## Data to use
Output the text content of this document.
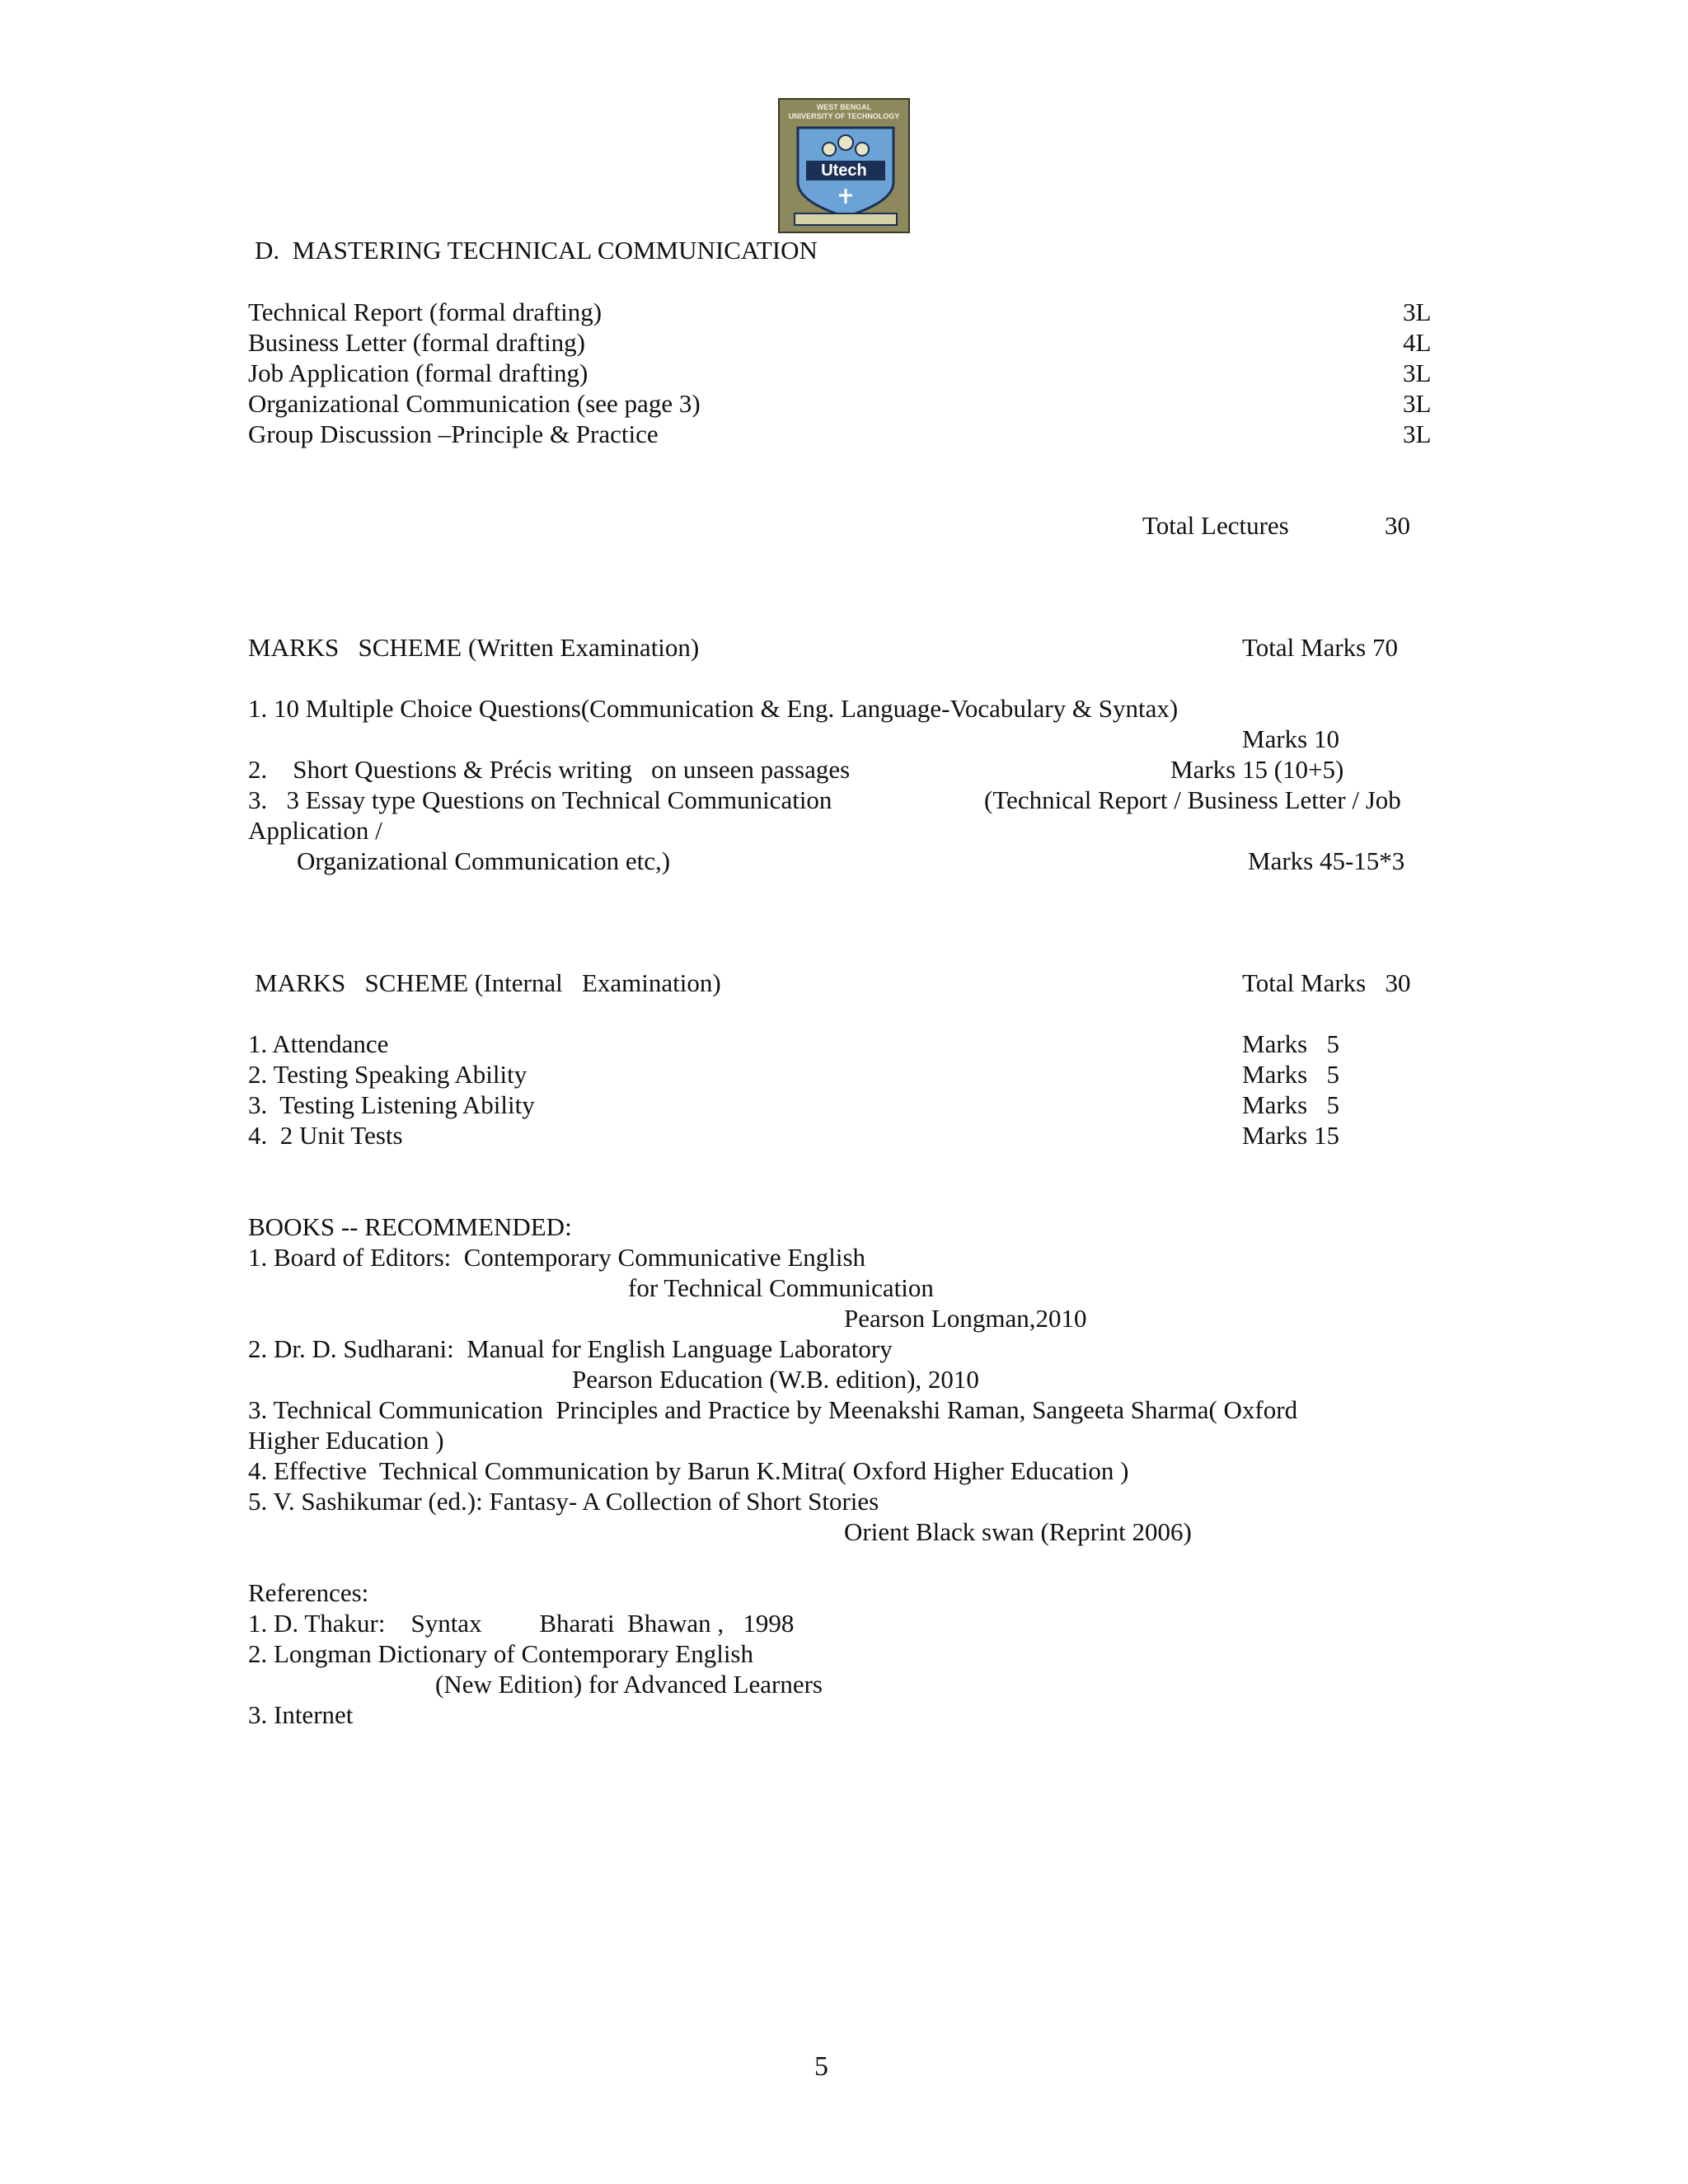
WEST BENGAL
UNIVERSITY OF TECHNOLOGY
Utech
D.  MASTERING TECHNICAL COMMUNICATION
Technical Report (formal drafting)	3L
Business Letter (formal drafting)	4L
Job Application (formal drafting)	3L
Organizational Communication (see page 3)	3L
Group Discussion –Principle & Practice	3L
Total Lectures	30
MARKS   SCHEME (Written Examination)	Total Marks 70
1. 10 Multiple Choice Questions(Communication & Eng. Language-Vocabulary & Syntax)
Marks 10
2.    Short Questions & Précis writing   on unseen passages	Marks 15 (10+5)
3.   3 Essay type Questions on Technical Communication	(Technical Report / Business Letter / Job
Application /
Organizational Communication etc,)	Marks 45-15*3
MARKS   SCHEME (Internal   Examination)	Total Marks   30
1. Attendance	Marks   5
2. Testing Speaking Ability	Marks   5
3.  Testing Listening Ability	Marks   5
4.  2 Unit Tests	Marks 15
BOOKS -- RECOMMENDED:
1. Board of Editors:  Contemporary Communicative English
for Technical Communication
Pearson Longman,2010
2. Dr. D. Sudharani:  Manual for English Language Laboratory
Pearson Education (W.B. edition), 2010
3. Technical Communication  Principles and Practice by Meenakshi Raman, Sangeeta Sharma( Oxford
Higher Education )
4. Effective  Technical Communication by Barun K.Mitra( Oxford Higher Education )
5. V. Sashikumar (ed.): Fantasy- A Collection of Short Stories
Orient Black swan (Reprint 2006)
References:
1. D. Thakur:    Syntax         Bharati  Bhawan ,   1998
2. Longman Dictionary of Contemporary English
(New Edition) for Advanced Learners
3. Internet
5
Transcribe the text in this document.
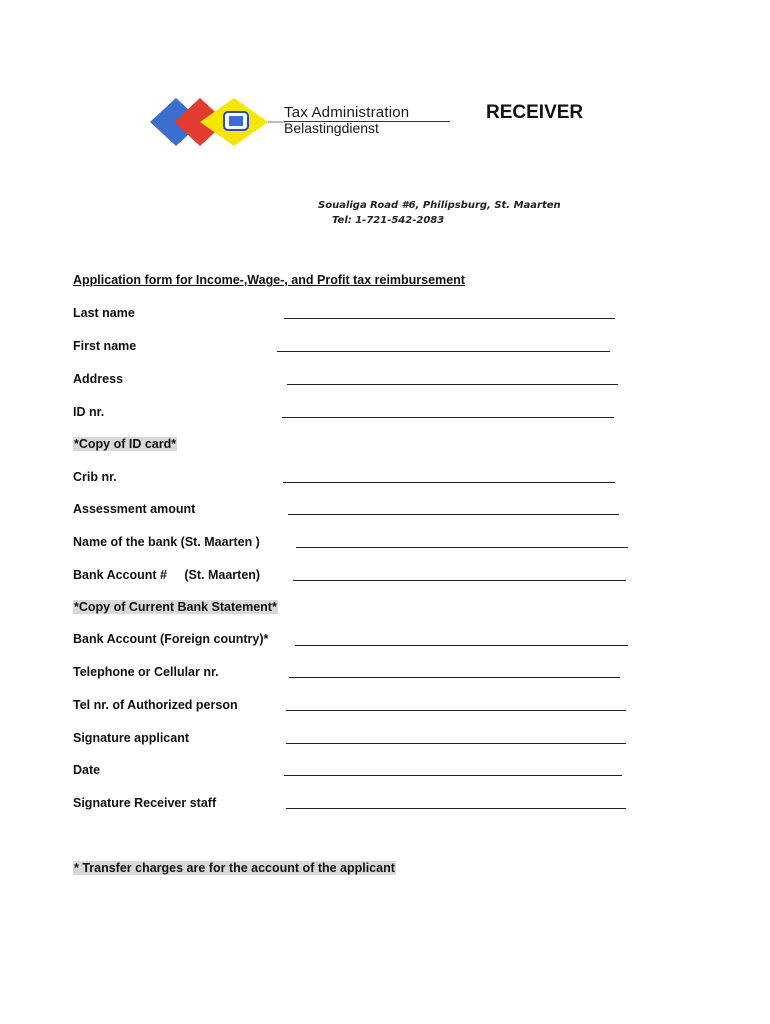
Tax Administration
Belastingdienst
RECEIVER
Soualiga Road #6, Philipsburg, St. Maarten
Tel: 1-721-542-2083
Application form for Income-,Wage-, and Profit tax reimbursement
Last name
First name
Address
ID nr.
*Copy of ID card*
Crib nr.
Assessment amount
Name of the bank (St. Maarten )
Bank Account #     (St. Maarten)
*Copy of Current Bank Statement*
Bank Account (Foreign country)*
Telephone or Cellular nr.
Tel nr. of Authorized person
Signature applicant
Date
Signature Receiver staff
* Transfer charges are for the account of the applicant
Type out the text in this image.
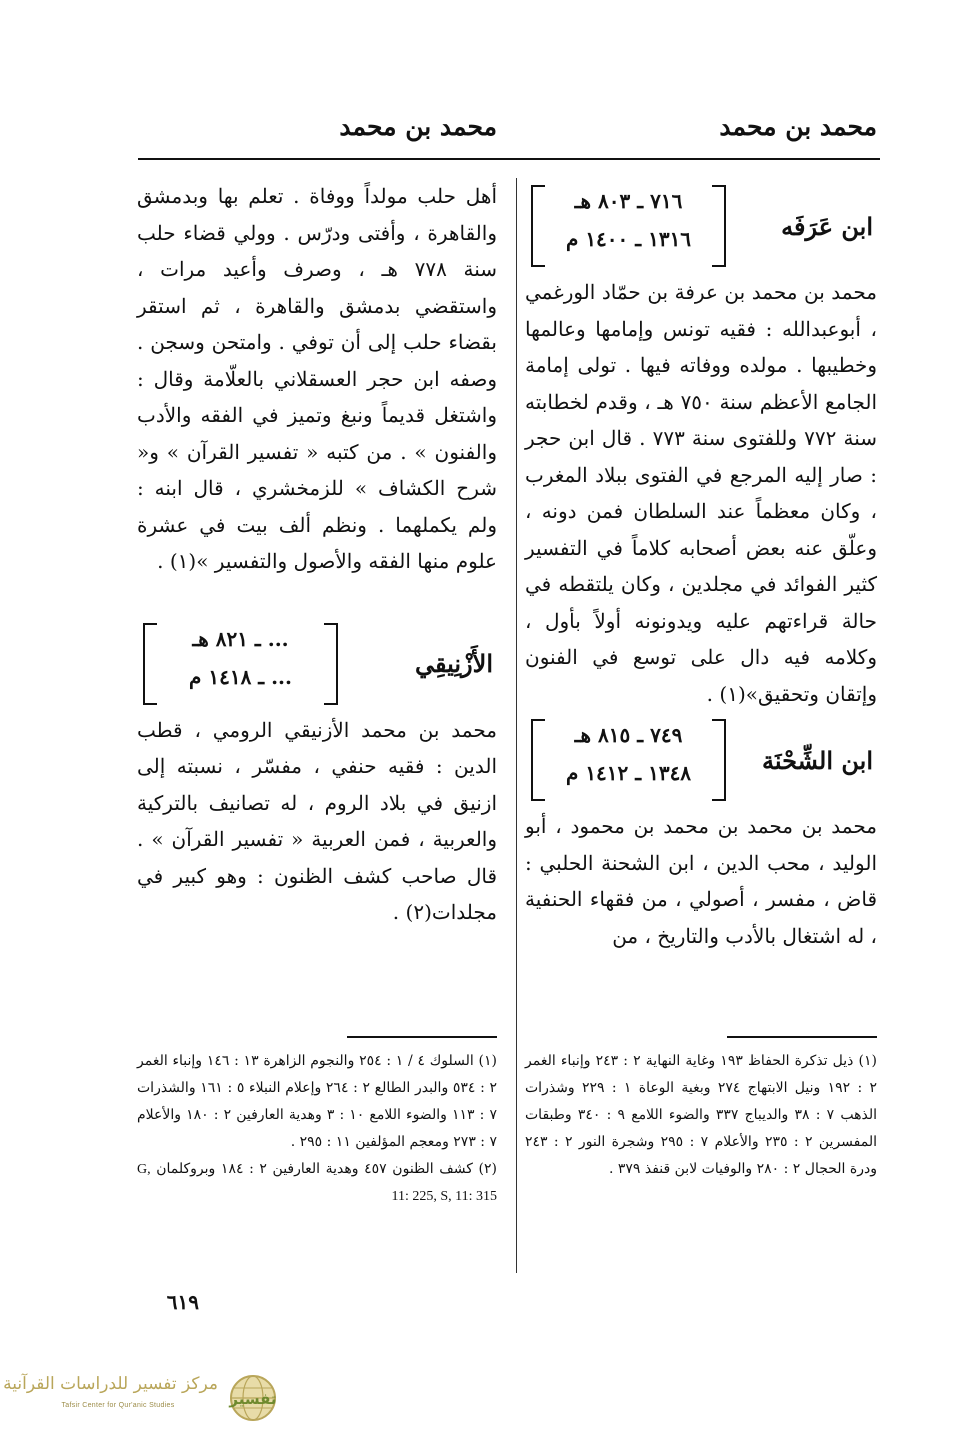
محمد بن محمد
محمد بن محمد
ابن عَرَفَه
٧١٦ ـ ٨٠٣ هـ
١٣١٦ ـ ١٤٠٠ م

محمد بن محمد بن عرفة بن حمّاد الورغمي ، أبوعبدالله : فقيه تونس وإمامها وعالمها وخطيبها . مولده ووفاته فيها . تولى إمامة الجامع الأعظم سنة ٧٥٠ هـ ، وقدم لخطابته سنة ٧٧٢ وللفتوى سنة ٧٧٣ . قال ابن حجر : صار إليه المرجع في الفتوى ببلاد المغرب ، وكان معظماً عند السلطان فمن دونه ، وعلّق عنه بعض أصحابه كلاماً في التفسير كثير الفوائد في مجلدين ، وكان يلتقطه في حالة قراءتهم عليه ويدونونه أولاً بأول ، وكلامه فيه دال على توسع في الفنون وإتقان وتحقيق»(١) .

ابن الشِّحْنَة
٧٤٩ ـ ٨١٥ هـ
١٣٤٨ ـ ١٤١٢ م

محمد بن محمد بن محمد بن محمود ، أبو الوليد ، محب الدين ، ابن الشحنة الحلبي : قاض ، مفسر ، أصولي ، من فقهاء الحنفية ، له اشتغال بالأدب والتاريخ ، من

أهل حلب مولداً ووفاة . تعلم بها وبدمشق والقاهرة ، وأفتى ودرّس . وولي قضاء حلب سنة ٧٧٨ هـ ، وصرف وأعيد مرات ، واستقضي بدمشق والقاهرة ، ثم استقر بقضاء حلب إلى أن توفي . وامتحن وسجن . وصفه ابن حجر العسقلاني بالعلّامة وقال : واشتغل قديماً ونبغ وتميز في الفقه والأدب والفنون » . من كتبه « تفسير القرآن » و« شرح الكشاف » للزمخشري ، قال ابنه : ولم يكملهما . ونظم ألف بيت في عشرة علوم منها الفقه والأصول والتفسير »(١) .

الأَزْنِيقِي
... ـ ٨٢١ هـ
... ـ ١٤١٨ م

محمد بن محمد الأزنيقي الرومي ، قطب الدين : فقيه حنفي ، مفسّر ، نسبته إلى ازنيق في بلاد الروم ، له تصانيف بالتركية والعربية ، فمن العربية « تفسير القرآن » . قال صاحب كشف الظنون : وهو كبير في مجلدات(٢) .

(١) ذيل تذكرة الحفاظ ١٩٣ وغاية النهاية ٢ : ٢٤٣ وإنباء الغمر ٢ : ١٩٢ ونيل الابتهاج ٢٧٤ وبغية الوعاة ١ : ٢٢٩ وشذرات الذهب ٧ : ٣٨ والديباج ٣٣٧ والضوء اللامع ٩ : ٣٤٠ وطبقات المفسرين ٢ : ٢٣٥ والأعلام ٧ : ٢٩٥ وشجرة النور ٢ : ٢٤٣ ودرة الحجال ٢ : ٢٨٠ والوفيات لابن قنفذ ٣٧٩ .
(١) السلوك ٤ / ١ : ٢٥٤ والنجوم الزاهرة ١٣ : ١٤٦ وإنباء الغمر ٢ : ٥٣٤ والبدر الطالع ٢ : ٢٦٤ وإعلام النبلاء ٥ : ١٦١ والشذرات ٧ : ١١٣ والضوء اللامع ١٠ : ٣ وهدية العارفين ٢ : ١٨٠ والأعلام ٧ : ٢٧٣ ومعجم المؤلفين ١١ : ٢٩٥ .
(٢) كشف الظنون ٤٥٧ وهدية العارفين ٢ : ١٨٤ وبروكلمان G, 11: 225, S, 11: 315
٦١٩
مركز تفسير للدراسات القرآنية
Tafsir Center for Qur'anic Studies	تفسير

## Work to complete
Identify all lines where the word "Business" shows up. Copy them.

## In response
Business Letter (formal drafting)	4L
3.   3 Essay type Questions on Technical Communication	(Technical Report / Business Letter / Job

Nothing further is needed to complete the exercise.